* [Task requirements]:
• a. From the comment thread on Nazi-era scientists and wartime decisions, copy the passage between "I thoght it" and "explain this snippet?", inclusive, word for word.
• b. Answer these questions from the comment thread on Nazi-era scientists and wartime decisions:
(i) Where did Jim's father work with the scientist in the 60s?
(ii) Which two people does Harold say were missed?
(iii) According to Tel, who has interviewed a few cops who couldn't do it anymore?
• c. Can you continue the comment thread on Nazi-era scientists and wartime decisions, starting after its final comment?

** Extract provided follows **


    • Harold says:

      I thoght it was common knowledge, but I suppose this publucation goes into more detail about the extent of it.

      Not the most important aspect, but can somone explain this snippet?

      “Sarin was produced at Dyhernfurth (Dyhernfurth later fell into Russian hands). Its name derives from the initials of its developers: Gerhard Schrader and Otto Ambros” ?

      • Harold says:

        Just checked it out – they missed of a crucial two other people Gerhard Ritter, and von der Linde

  2. Tel says:

    Off topic, but it’s a pretty good story. Tom Woods has interviewed a few cops who woke up one day and couldn’t do it anymore.

    http://www.independent.co.uk/life-style/undercover-cop-heroin-addict-drugs-decriminalised-why-neil-woods-brighton-derbyshire-a7730011.html

  3. Bob Roddis says:

    He is consciously doing that.

    Keynesians always lie.

  4. Jim says:

    Operation paperclip was from the post-WW2 effort to recruit Germany’s brightest scientists. My father worked with one in the 60s at Avco Lycoming in Bridgeport CT. My dad would occasionally quote him when this scientist got tired of whathe viewed as the incompetence around him. “I can’t believe you von de var!”

    • Tel says:

      Nazi Germany made a lot of very good decisions at the micro scale:
      * Vampyr night vision scope
      * Sturmgewehr the original assault rifle
      * Liquid fuel rockets
      * Converting coal into various fuels
      * Excellent tank design

      They made a small number of appallingly bad decisions at the macro scale:
      * Fighting a war on two fronts
      * Fighting a war without reliable supply of food and fuel
      * Not listening to Chamberlain when he explained what was possible

      Turns out macro really does matter. Well, now we know.

      • guest says:

        “* Fighting a war without reliable supply of food and fuel”

        Turns out the Confederates had the same problem due to bad economics:

        The Economics of the Civil War
        5. Confederate Blockade of the South
        https://mises.org/library/5-confederate-blockade-south

        (While Mark Thornton is speaking, distracting music plays at the beginning of the audio for several minutes, but does go away. The lecture is interesting, though.)

        • Andrew_FL says:

          The Confederate Government was in many ways at least as bad and often worse, than the Union government, when it came to intervention in the economy.

** End of Extract provided **
** Data section follows **

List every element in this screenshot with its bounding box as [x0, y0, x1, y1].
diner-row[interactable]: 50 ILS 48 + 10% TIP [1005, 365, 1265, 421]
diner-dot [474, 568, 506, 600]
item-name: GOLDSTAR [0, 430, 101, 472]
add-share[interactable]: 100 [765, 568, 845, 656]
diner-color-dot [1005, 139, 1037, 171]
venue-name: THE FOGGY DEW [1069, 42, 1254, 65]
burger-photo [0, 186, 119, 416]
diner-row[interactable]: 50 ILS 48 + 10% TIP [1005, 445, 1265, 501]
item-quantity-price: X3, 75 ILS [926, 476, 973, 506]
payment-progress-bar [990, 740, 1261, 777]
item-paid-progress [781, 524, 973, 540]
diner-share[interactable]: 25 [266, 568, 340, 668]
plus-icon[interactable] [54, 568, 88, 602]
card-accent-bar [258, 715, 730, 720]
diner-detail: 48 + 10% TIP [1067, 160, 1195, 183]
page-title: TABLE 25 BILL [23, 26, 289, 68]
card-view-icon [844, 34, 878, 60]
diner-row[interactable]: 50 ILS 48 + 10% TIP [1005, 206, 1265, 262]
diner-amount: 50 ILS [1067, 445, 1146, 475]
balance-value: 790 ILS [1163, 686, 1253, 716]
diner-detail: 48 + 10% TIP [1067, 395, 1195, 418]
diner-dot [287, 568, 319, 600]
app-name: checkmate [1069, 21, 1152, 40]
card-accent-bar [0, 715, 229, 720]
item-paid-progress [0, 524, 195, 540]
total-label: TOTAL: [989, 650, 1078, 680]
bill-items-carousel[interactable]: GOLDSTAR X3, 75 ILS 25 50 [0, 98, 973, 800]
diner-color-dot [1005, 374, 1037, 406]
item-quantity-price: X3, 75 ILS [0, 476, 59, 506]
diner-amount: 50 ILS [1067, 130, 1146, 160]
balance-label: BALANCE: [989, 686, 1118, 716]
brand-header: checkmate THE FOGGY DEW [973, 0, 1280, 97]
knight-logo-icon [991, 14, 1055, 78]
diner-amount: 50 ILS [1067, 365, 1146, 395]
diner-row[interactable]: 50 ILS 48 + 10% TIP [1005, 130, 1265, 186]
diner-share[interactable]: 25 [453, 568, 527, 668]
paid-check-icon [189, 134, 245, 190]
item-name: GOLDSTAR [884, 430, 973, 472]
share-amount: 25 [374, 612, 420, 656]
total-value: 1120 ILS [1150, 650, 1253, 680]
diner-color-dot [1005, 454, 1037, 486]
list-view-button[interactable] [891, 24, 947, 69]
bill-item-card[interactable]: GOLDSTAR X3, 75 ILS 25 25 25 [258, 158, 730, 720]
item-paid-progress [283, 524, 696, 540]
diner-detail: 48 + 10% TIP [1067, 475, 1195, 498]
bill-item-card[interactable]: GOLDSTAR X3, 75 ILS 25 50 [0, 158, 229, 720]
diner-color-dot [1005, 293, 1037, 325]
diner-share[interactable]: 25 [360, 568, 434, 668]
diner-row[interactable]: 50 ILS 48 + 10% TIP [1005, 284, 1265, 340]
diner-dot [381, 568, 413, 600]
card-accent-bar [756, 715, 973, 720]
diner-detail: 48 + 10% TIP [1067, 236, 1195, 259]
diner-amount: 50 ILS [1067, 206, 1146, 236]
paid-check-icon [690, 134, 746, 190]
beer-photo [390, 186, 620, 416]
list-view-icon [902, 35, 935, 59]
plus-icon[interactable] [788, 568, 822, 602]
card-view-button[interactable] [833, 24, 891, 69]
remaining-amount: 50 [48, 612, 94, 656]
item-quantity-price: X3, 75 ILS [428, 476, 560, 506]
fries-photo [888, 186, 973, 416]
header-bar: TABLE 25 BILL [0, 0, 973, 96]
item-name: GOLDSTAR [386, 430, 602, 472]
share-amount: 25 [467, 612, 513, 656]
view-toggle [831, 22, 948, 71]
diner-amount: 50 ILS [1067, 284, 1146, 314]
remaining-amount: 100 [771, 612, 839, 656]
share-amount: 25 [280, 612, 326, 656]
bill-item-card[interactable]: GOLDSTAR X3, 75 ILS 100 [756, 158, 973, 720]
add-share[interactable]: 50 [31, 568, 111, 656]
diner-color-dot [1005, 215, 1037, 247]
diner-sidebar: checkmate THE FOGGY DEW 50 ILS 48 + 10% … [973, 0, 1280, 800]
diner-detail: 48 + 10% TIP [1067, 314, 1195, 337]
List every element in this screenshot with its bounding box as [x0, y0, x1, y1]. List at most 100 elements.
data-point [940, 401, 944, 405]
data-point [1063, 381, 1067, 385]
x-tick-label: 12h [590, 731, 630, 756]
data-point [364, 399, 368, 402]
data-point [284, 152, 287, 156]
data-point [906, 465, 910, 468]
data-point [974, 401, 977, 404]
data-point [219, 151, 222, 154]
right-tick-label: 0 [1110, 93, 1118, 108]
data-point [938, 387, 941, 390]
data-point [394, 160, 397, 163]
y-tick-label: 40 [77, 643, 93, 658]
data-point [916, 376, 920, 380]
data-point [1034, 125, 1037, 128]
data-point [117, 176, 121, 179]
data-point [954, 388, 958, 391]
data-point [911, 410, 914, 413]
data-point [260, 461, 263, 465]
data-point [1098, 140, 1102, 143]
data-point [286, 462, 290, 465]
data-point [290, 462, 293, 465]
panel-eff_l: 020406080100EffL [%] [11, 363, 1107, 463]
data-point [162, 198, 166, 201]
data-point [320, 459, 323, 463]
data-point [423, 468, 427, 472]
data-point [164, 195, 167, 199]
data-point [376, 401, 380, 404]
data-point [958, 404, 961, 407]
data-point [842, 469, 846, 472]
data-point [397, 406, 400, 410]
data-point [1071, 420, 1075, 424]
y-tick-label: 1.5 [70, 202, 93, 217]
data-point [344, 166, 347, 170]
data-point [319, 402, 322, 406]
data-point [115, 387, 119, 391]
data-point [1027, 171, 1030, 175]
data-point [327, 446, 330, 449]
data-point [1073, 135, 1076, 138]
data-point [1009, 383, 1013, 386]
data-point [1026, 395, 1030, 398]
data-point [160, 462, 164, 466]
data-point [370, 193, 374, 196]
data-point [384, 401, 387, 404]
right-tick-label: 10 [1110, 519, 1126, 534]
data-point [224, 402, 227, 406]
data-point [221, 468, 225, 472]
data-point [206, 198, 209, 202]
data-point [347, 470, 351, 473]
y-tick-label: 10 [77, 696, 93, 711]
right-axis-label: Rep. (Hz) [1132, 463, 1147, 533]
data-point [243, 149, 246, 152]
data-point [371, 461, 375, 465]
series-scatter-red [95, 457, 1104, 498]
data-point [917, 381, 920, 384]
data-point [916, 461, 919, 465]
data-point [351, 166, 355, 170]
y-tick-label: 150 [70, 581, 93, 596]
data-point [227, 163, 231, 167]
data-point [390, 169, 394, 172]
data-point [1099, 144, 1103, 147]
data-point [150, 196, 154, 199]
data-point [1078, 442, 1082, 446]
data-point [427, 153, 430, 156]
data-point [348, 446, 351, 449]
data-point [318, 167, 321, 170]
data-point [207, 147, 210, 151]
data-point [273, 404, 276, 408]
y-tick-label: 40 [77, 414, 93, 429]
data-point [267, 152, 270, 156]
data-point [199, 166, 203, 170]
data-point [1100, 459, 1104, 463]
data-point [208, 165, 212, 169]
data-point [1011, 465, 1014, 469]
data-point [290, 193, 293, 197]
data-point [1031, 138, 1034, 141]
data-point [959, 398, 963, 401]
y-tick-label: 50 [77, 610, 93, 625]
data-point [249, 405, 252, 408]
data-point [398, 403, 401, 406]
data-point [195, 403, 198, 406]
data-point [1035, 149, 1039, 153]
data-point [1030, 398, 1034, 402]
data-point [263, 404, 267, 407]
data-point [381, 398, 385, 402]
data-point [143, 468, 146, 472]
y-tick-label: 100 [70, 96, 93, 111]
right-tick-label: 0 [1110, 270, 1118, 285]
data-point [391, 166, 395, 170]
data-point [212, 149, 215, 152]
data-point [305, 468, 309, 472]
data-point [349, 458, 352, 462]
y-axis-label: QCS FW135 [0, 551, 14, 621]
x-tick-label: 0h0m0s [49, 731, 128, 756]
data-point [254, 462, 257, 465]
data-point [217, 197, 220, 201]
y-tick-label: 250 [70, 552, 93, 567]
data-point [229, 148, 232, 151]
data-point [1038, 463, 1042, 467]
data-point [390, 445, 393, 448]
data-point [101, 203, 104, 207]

** End of Data section **

* [Task responses]:
• a.
I thoght it was common knowledge, but I suppose this publucation goes into more detail about the extent of it.

      Not the most important aspect, but can somone explain this snippet?

• b.
(i) Avco Lycoming in Bridgeport CT
(ii) Gerhard Ritter and von der Linde
(iii) Tom Woods

• c.
      • Jim says:

        So, I poke around a little bit and I find this: https://en.wikipedia.org/wiki/Anselm_Franz … guess my dad didn’t make up the story. 🙂

        • Jim says:

          I should mention, he gave my dad his start in industry and my dad had a lot of respect for him.

          The story I was told the most was that, while my dad was working on the factory floor, he posted for a job using early computer equipment under Anselm. He got the job because Anselm appreciated the fact that he cared enough to leave the factory floor, go home, put on a suit, and come back for the interview. Then changed back into his work clothes to go back to work.

  5. John Dougan says:

    It is columns like those that make me reconsider the rumours that Paul Krugman is no longer writing his own columns. I still think it is him, but it is like he was hit on the head or was subject to the plot of a Disney movie where the personalities get swapped.

  6. Tel says:

    Off topic a bit, but you guys are sick of me carrying on about trade surplus theory and measuring everything in dollars. Here’s yet another example.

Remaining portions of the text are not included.